- **Ações a realizar**:
1/ No trecho citado, com que lutador o narrador compara a figura do Professor Paulo Miranda?
2/ Repita literalmente a parte do trecho citado que começa nas palavras "O Professor Ângelo, um" e termina depois de "Professor Paulo Miranda...".

- **Trecho citado**:
▽
O Professor Ângelo, um cinquentão delgado de corpo e de pelos, era nosso Diretor. Fez a saudação e nela, breve, porém inflamada, alusão à luta junto às autoridades constituídas - à época, anos de chumbo, eram mais instituídas - e junto à comunidade para a criação e manutenção da escola, a menina de seus olhos. E nesse contexto, tomado pela emoção, evocou a figura de um parceiro na empreitada que convocava para nos narrar com mais detença a história dessas lutas e, alteando a voz, chamou ou clamou pela presença do Professor Paulo Miranda...

Absorto que eu andava, imaginando que a platéia generosamente compartilhasse comigo sua mirada para o Professor Ronaldo e outros luminares presentes, ao ouvir a chamada do Diretor Ângelo, simplesmente gelei: com duas semanas de frequência ali, mal conhecendo as tortuosas ruas que levavam à escola, logo eu para narrar sua história...? O delírio contudo foi brevíssimo...com pouco passou rente a mim, roçando a aba do paletó de seu terno preto em meu ombro esquerdo, a figura inesquecível que me salvaria daquele súbito pesadelo: o Professor Paulo Miranda. Sua figura fez-me lembrar a de um lutador de truz, campeão do mundo aliás, se não presente ali, de um futuro não distante, além da credencial de desafiador e vencedor de Muhammad Ali: Joe Frazier. Bem escanhoado, e enfarpelado.
△
[Entradas do conjunto de dados]
▽
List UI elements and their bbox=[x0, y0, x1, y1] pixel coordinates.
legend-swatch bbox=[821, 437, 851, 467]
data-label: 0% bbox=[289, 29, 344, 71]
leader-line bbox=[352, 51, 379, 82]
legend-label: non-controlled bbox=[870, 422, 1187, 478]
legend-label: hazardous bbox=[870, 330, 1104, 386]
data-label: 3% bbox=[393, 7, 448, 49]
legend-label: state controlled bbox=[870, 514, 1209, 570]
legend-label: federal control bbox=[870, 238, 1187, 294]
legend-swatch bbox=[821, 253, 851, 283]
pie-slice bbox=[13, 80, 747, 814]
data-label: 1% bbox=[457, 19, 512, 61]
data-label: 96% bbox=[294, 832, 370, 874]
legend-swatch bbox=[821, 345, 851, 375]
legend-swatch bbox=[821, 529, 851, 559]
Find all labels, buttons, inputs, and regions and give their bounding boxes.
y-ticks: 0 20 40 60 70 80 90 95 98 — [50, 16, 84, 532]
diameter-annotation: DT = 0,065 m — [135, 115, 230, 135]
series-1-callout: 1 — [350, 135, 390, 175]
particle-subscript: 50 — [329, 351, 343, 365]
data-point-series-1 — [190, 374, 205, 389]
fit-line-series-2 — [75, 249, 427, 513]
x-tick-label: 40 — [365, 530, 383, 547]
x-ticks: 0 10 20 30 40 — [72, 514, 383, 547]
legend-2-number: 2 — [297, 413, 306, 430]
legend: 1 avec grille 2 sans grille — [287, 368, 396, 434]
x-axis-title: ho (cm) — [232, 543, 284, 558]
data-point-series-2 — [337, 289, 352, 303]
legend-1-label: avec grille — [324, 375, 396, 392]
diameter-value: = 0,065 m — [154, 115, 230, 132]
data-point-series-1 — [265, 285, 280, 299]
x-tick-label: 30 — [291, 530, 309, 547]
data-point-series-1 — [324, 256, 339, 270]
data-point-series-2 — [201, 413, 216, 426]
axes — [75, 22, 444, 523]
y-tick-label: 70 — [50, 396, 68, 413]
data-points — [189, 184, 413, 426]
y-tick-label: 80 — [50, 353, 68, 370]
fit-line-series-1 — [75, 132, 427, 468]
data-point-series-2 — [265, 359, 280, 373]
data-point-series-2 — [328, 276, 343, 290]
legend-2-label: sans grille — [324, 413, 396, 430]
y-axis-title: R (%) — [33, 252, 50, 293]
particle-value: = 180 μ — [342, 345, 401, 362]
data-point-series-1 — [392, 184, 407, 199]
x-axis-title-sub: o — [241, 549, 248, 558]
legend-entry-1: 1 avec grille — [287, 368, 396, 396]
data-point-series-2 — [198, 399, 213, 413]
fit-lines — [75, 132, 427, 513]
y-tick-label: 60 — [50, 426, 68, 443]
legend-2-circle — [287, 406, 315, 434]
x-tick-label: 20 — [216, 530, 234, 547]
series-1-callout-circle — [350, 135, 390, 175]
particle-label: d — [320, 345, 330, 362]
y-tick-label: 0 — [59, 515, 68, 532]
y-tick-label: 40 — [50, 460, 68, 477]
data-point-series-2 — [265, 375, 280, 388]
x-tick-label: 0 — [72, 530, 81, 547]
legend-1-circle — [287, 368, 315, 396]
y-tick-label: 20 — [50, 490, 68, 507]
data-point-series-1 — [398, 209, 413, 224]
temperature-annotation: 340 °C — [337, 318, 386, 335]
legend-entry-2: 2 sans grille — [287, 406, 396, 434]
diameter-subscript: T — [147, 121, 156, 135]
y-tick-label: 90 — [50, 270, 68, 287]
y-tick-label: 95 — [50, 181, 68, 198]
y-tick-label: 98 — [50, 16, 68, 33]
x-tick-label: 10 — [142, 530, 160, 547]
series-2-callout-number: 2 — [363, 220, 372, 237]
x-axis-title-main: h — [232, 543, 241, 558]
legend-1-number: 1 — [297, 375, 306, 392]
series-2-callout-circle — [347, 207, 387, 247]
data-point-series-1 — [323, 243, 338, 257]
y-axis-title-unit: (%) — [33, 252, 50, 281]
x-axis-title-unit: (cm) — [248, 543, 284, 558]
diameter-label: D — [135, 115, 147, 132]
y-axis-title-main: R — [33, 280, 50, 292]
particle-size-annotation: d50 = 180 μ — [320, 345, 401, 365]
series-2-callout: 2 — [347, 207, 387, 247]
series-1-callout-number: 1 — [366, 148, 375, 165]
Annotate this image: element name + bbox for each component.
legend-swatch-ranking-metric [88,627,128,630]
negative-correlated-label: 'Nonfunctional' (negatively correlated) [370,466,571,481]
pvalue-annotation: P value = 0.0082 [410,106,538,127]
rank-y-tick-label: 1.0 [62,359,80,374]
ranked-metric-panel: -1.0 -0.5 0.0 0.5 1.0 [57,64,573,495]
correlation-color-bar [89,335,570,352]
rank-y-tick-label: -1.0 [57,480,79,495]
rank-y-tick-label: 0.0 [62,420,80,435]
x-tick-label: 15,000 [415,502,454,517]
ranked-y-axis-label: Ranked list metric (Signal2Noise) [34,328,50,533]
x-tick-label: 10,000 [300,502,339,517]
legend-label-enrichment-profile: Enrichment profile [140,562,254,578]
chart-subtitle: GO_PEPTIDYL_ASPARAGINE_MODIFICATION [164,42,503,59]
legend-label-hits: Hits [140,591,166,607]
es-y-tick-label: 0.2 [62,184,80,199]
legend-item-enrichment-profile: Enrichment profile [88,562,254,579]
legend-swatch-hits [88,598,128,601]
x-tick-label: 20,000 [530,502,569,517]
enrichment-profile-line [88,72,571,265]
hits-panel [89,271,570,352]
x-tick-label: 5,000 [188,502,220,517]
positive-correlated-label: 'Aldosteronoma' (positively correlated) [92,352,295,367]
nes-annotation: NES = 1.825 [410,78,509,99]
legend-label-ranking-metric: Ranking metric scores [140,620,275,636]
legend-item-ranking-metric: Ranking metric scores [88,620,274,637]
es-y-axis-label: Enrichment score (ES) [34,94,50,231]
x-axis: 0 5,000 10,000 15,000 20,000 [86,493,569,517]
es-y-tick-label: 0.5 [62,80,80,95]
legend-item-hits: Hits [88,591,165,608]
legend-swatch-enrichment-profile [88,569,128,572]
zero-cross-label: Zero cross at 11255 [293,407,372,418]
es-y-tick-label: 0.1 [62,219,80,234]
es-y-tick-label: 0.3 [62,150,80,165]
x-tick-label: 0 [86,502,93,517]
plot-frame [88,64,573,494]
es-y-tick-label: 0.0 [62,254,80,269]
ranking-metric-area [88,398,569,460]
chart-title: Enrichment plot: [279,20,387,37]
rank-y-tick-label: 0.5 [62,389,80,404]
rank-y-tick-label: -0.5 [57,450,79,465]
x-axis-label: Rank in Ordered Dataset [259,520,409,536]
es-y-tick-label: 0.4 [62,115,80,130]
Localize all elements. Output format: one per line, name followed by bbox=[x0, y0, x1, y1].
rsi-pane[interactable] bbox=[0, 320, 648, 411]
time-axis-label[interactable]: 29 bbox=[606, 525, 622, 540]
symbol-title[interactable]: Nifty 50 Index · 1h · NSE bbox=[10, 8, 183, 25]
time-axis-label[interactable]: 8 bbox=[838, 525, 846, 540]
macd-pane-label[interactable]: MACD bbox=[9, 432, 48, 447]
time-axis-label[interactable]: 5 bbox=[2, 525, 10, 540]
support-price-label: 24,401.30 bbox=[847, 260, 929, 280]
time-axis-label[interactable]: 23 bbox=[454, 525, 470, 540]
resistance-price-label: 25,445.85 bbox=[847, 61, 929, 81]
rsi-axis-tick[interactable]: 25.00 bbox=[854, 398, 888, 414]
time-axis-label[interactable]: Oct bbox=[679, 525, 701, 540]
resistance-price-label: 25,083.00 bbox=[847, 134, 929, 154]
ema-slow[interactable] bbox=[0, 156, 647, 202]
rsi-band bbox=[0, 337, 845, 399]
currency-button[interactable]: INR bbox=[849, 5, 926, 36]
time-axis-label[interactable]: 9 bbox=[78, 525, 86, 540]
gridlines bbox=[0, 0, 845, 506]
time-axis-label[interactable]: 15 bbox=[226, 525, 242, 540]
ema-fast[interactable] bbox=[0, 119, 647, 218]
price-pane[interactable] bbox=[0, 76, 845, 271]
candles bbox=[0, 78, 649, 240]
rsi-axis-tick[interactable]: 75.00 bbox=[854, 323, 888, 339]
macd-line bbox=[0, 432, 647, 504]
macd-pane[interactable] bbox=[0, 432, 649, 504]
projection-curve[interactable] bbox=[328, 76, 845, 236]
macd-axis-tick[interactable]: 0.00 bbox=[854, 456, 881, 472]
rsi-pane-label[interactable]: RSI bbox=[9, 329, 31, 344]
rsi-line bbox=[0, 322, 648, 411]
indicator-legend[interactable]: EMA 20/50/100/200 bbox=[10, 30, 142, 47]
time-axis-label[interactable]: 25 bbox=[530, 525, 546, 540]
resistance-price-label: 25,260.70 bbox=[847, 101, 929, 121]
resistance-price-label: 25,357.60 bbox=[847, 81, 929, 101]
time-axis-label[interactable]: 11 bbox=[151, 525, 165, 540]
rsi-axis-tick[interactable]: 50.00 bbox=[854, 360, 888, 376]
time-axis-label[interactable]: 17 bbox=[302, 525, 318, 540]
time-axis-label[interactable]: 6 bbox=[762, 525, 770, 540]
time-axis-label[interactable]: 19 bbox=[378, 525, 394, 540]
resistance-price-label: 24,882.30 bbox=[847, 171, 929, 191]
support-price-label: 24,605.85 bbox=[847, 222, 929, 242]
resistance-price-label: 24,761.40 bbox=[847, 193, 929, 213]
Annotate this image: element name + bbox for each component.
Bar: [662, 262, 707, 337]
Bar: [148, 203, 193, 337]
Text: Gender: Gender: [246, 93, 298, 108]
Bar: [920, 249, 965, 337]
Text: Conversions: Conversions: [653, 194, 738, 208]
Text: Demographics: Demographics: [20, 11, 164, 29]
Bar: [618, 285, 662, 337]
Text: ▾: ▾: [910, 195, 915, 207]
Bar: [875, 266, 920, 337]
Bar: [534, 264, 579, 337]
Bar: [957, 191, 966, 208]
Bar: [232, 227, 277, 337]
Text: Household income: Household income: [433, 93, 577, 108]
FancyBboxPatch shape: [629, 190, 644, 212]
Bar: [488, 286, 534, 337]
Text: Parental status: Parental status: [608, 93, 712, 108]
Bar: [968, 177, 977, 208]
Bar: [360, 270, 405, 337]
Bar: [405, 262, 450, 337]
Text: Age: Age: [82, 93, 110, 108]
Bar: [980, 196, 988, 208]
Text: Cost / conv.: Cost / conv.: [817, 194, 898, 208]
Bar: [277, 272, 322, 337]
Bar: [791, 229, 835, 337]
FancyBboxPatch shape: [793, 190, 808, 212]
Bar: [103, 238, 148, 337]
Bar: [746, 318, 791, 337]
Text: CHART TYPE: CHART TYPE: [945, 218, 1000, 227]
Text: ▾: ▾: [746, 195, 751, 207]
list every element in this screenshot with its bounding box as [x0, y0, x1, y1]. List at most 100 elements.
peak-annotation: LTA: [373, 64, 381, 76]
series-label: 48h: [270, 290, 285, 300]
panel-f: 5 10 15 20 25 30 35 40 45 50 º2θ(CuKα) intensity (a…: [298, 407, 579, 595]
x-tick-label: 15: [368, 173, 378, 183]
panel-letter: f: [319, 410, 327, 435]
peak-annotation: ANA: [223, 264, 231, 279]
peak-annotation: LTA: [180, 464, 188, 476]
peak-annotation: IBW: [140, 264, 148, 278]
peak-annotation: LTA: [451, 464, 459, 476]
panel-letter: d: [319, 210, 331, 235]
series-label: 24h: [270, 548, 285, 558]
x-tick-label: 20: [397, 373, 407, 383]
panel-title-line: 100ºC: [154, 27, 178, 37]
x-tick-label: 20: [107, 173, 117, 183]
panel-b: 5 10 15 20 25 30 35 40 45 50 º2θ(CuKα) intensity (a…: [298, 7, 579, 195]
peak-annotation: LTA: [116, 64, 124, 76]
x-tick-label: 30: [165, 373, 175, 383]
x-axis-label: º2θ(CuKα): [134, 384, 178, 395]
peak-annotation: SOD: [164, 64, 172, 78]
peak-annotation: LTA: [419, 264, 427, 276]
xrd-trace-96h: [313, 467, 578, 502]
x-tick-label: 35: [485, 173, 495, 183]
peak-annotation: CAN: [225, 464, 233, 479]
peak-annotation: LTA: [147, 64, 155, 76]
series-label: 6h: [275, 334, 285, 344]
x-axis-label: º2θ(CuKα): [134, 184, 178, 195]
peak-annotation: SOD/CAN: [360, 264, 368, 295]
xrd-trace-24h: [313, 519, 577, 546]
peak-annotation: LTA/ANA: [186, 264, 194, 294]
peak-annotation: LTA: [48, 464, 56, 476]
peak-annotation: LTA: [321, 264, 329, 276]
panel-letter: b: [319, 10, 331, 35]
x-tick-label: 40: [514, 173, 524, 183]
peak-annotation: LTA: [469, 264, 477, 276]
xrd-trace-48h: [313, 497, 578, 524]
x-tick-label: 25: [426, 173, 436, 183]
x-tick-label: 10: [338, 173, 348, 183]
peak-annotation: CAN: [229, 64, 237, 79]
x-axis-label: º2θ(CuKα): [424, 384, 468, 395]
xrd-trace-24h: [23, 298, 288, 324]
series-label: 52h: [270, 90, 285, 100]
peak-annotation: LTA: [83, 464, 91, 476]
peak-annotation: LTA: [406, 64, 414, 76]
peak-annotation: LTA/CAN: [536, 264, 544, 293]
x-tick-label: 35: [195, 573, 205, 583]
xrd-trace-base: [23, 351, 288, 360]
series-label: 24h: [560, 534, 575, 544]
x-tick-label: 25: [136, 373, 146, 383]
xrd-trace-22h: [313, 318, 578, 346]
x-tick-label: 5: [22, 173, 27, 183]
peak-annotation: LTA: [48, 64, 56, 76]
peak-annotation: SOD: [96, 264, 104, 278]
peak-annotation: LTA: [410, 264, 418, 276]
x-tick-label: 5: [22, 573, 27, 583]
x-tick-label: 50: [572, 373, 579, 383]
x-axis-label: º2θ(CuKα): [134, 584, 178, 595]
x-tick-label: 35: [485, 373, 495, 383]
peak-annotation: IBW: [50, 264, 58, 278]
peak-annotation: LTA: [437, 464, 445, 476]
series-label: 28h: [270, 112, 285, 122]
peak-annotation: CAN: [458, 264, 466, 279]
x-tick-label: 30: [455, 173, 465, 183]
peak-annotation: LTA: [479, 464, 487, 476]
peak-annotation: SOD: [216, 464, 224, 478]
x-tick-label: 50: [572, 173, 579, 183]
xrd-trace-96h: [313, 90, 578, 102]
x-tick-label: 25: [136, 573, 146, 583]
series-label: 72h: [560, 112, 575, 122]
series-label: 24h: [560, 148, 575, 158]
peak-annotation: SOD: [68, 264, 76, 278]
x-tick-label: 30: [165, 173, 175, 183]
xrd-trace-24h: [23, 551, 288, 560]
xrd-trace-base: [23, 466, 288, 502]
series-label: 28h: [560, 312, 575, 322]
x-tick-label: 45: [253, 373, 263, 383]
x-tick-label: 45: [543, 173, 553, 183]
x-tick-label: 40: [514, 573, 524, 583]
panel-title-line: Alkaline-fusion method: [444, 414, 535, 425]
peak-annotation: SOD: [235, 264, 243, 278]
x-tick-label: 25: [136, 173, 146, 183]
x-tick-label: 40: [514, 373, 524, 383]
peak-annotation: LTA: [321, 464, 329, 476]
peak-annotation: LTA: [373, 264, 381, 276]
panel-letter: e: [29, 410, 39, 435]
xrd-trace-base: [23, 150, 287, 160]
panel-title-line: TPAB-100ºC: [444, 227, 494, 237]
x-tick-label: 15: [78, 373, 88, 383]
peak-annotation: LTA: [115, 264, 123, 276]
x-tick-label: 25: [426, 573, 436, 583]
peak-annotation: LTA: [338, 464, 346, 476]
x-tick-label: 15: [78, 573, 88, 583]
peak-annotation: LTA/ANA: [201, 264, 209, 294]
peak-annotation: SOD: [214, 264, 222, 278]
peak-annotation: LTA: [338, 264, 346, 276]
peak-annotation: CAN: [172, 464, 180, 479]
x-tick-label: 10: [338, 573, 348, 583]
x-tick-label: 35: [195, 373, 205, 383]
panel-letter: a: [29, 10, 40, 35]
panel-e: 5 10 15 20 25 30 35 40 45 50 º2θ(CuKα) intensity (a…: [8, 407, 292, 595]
△
- **Resultados por tarefa**:
1/ Com Joe Frazier.

2/
O Professor Ângelo, um cinquentão delgado de corpo e de pelos, era nosso Diretor. Fez a saudação e nela, breve, porém inflamada, alusão à luta junto às autoridades constituídas - à época, anos de chumbo, eram mais instituídas - e junto à comunidade para a criação e manutenção da escola, a menina de seus olhos. E nesse contexto, tomado pela emoção, evocou a figura de um parceiro na empreitada que convocava para nos narrar com mais detença a história dessas lutas e, alteando a voz, chamou ou clamou pela presença do Professor Paulo Miranda...